Lieutenant R. Beswick, Landing Craft Flack 4 One of the aims of the raid had been to provoke the Luftwaffe into a major air battle. To achieve this, the Allied air forces planned to mount the largest air effort since the Battle of Britain two years earlier. However, even though the RAF put sixty-seven squadrons into the air, including three US squadrons, the range of aircraft at this point in the war meant that their time over target was strictly limited – in some cases, to under ten minutes. For example, the preponderance of Spitfires (forty-eight squadrons of them) was a problem: though an outstanding defensive fighter, the aircraft, until modified later in the war, had small fuel tanks and a thirsty engine, which limited its endurance in a battle area sixty-five miles across the Channel. However, two aircraft types that later in the war were to play a considerable role in ground attack did well in the raid. Four squadrons of Mustangs (RAF recce variants) flew from Gatwick, while two squadrons of Typhoons operated from Duxford.

  An RAF Mustang Squadron in action over Dieppe.

  During the early phases of the battle, Hurricane bombers and Spitfires attacked the headlands, all the German artillery, anti-aircraft batteries, and the main beach, while Blenheim and Boston aircraft, flying out of Tangmere, dropped smoke bombs. The latter were particularly effective, but despite the heroism of many pilots, the air strike overall lacked sufficient weight or accuracy to be effective. The Germans hit by air strikes were only temporarily suppressed, and recovered quickly once the attacking aircraft had left the area. At this early phase of the battle, the RAF’s main opposition was anti-aircraft fire from the guns ranging from small to large that ringed Dieppe. However, by 0700 hours, the Luftwaffe were in action.

▬▬▬▬▬▬

Exercise brief =
List every aircraft type named in the text on the air effort over Dieppe. The records below come from a separate, unrelated source.

Excerpted records =
▬▬▬▬▬▬

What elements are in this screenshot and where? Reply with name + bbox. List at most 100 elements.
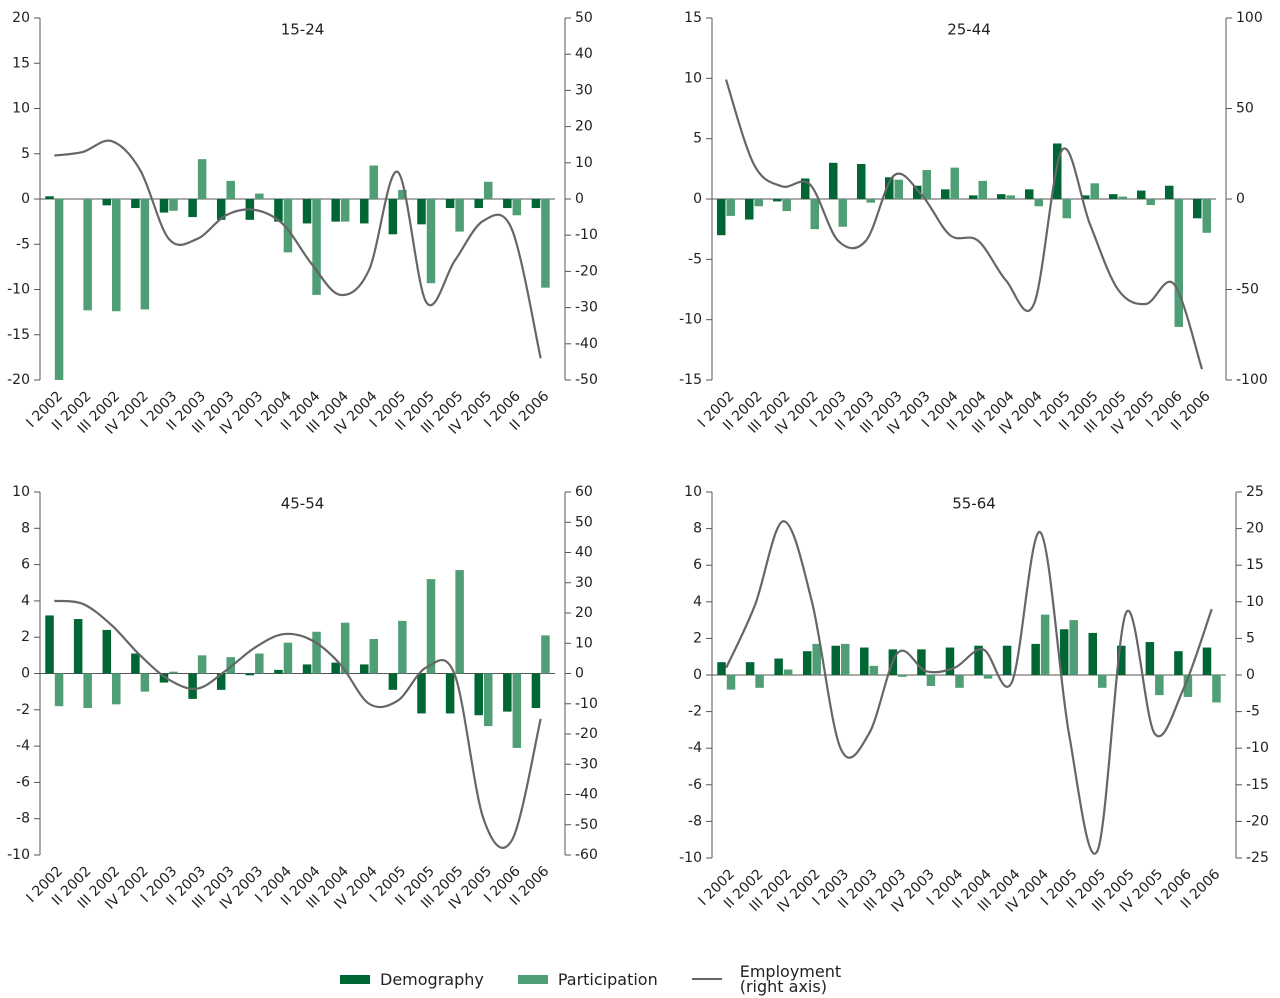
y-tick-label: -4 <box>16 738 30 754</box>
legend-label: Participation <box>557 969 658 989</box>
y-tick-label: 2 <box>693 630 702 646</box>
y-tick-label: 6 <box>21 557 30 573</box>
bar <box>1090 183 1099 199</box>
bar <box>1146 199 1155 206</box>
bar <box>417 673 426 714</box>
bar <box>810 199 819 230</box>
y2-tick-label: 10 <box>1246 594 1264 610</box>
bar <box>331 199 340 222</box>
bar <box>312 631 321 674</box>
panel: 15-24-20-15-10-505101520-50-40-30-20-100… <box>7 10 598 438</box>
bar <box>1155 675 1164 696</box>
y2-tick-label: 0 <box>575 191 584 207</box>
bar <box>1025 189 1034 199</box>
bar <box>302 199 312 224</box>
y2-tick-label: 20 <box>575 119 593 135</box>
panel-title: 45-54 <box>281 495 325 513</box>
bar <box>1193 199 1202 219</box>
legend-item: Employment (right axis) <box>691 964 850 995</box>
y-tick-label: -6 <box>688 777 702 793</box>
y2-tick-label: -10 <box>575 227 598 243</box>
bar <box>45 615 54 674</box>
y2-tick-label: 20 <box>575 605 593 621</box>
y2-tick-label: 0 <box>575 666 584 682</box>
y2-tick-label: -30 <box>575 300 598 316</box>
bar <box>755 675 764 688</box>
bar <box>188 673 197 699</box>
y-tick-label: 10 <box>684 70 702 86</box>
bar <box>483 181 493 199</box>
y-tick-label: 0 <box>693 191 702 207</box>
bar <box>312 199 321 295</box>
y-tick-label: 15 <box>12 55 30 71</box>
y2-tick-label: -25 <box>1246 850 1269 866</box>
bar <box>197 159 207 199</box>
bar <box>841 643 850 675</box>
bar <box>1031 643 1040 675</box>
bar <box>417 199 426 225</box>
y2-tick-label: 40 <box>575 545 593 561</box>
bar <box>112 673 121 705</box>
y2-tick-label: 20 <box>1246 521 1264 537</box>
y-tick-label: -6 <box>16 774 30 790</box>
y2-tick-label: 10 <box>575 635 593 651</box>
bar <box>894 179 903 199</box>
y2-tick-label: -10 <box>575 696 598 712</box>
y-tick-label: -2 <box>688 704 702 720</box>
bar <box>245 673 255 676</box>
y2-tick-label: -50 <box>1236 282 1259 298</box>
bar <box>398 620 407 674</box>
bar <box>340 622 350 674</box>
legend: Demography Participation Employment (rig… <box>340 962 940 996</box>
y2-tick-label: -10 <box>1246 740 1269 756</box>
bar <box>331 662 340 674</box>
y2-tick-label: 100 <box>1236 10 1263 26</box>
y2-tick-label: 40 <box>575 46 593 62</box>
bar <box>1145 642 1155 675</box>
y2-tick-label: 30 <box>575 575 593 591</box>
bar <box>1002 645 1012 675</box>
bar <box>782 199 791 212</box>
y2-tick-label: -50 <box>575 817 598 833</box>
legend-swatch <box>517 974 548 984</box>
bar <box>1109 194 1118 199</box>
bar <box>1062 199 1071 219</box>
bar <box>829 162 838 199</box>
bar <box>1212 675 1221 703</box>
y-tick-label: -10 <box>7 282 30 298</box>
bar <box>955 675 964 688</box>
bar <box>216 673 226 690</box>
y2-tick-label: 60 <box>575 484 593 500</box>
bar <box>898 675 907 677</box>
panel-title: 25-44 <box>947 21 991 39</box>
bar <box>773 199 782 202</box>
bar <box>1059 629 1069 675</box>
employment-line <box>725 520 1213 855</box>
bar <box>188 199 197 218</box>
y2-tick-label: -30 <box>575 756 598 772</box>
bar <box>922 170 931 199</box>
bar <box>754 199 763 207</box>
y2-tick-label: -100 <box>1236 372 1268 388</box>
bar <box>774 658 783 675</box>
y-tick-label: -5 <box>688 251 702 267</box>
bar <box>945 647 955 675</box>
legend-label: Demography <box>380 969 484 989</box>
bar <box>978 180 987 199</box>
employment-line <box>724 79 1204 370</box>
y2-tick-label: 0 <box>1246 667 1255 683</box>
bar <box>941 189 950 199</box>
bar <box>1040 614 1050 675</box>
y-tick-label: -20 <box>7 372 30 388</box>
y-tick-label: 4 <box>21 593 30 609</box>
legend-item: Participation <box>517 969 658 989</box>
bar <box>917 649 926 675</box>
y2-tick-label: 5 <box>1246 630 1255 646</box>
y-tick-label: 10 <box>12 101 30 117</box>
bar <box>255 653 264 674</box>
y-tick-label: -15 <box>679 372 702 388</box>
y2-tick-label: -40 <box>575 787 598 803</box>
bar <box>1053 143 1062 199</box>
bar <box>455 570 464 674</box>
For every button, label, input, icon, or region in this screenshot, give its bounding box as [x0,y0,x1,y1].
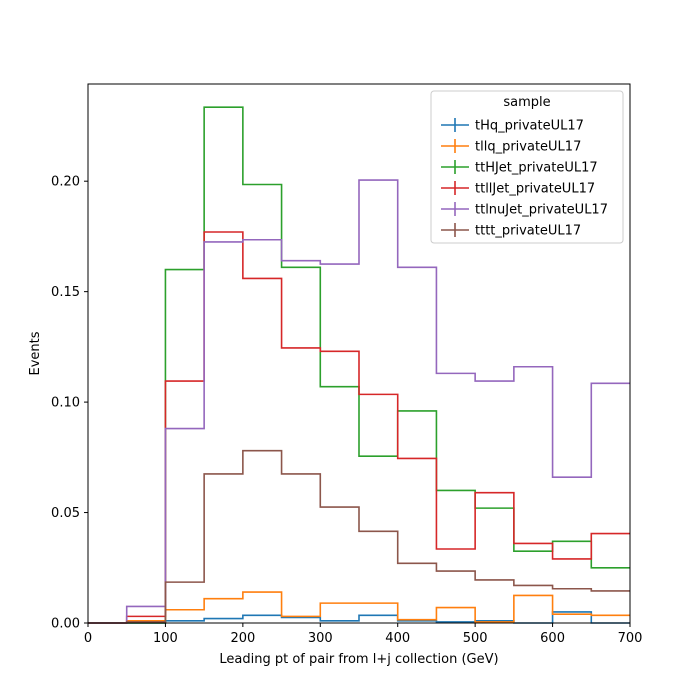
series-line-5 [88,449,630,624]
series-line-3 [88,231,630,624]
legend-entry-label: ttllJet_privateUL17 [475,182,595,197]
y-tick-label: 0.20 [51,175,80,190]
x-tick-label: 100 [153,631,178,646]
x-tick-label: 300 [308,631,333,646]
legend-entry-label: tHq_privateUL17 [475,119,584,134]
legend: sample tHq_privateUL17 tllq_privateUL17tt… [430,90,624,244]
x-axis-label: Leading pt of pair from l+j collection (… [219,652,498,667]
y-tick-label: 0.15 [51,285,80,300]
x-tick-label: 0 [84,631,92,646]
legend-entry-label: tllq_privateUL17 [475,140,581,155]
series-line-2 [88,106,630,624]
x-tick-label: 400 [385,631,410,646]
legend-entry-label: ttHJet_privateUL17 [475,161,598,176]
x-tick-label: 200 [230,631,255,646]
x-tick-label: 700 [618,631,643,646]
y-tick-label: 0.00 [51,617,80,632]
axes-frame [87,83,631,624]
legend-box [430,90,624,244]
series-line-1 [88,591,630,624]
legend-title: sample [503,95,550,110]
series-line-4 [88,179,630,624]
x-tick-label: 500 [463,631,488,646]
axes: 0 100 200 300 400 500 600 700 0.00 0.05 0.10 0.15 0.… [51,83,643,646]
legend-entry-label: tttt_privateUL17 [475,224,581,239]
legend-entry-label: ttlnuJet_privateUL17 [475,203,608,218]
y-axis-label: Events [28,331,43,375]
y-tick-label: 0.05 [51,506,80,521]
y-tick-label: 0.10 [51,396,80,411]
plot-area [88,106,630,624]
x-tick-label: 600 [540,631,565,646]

▬▬▬▬▬▬

Correct output =
Spitfire, Mustang, Typhoon, Hurricane, Blenheim, Boston